## EXERCISE OBJECTIVE
Copy the material word for word, starting at its first line and ending at the line that contains "dsr-report-icon[interactable]: [8, 184, 19, 196]".

(Bounding box annotations)
________________________

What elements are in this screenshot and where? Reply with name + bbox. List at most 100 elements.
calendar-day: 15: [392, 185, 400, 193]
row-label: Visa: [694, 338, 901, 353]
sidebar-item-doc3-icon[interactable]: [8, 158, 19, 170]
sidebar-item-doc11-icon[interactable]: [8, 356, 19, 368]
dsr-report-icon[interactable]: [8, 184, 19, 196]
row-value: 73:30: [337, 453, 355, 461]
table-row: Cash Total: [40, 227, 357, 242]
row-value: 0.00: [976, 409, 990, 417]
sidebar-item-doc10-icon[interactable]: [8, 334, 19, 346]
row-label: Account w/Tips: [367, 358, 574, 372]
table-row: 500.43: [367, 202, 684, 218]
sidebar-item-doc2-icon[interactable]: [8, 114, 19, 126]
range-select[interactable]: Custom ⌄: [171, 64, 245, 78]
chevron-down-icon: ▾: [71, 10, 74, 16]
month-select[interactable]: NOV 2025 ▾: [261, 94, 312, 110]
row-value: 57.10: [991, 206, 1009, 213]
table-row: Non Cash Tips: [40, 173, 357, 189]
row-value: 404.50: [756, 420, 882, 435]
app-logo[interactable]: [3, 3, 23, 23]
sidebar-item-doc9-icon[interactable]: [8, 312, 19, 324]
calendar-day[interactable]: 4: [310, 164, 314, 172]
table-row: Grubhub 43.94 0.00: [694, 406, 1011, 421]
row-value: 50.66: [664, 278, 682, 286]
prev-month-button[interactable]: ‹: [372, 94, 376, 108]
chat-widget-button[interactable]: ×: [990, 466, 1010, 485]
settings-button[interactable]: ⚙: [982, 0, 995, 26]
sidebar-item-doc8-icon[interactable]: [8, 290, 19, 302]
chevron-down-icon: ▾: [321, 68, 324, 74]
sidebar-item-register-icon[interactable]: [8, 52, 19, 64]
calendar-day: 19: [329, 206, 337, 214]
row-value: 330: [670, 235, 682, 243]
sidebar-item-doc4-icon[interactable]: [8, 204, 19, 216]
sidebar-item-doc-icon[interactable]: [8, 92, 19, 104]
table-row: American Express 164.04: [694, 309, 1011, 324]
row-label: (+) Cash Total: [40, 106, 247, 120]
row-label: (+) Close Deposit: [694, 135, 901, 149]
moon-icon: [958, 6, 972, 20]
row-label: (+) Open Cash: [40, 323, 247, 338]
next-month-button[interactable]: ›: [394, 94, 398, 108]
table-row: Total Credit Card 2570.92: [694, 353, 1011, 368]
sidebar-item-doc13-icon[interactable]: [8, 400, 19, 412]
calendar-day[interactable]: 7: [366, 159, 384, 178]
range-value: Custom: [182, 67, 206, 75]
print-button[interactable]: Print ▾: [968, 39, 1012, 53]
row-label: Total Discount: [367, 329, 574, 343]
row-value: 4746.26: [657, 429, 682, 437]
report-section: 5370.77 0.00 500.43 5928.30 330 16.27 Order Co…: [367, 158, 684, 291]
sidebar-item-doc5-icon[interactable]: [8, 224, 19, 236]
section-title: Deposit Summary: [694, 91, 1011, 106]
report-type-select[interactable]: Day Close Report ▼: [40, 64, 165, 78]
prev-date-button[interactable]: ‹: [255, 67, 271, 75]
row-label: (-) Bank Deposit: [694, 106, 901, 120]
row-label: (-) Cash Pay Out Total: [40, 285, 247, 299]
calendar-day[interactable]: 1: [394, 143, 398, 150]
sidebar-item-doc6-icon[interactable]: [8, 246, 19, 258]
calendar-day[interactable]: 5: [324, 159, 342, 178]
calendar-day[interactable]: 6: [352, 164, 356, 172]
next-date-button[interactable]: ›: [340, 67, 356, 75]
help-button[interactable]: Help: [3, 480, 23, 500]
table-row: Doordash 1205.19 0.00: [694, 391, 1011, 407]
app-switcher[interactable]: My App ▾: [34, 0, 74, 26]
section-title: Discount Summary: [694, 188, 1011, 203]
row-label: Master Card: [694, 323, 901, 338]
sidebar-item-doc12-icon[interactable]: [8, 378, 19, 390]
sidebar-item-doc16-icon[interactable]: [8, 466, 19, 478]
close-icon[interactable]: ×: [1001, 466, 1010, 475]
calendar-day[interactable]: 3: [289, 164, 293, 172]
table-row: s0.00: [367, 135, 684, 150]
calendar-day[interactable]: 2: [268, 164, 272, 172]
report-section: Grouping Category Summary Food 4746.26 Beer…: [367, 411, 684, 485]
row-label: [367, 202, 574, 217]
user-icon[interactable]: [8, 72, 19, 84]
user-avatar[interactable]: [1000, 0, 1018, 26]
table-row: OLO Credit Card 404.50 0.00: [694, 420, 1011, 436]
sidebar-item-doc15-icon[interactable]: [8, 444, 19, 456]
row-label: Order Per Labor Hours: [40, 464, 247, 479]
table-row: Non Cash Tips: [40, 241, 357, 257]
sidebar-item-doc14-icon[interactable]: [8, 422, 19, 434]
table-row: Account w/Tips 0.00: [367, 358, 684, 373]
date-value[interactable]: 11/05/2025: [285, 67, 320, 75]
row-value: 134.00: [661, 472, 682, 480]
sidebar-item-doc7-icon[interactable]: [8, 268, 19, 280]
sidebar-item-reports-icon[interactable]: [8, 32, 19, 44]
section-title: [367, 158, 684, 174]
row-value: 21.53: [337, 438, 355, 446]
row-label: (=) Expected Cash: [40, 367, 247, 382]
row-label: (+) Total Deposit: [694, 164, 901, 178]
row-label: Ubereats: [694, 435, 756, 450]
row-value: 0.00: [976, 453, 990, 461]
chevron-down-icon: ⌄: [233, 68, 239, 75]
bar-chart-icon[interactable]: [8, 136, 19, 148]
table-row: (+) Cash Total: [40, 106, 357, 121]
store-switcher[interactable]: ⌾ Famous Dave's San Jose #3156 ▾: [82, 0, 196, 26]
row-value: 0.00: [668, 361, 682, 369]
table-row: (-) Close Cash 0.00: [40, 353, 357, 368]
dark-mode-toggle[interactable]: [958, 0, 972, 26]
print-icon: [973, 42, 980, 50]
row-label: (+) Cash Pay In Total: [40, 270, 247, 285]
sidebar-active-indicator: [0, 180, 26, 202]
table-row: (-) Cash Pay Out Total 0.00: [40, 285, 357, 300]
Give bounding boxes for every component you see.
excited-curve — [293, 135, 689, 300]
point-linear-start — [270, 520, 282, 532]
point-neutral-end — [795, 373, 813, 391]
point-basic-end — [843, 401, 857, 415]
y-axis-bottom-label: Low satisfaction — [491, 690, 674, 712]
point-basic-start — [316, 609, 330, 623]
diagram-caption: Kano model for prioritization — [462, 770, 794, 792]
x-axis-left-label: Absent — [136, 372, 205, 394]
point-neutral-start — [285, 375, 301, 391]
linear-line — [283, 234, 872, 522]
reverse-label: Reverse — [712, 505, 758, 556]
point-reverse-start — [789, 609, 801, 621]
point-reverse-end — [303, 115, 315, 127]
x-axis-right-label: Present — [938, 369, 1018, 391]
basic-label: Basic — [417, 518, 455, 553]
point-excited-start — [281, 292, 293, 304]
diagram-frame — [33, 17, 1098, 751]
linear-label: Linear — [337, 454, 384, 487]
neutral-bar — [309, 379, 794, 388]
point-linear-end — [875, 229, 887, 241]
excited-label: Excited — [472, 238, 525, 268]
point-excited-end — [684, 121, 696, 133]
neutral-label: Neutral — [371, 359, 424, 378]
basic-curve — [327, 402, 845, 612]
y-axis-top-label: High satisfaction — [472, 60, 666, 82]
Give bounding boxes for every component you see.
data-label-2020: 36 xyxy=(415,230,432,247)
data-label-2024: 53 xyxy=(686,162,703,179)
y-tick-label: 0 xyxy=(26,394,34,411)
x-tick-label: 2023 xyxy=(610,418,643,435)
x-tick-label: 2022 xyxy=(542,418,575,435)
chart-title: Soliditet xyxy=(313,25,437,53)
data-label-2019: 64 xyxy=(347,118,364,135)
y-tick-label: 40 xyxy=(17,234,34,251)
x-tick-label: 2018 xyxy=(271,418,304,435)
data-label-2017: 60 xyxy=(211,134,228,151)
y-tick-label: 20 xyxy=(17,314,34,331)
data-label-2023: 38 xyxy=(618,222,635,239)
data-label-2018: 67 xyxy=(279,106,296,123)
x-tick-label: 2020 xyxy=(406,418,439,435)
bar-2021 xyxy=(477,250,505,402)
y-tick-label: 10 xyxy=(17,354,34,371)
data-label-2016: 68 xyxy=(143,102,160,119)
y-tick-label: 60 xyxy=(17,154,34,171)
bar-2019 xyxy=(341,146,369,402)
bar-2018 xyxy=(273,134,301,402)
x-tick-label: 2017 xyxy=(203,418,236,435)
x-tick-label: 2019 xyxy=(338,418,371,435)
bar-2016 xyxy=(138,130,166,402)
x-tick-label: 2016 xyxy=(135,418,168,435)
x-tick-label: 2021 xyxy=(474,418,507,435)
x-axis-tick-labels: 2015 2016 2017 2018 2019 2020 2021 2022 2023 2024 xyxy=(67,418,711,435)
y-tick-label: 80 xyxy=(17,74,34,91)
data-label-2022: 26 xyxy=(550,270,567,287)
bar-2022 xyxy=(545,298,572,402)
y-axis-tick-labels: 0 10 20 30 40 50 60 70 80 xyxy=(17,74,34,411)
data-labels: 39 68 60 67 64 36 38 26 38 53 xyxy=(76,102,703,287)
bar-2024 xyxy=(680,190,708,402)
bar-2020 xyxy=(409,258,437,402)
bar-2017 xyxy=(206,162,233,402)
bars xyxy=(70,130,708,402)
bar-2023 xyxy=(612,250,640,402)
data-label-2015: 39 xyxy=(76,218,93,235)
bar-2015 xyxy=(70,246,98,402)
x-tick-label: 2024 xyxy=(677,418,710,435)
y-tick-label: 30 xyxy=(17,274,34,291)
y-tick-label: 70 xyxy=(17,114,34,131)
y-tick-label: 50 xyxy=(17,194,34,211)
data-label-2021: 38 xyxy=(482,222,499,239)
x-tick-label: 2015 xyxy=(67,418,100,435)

________________________

## ANSWER TO THIS EXERCISE
What elements are in this screenshot and where? Reply with name + bbox. List at most 100 elements.
calendar-day: 15: [392, 185, 400, 193]
row-label: Visa: [694, 338, 901, 353]
sidebar-item-doc3-icon[interactable]: [8, 158, 19, 170]
sidebar-item-doc11-icon[interactable]: [8, 356, 19, 368]
dsr-report-icon[interactable]: [8, 184, 19, 196]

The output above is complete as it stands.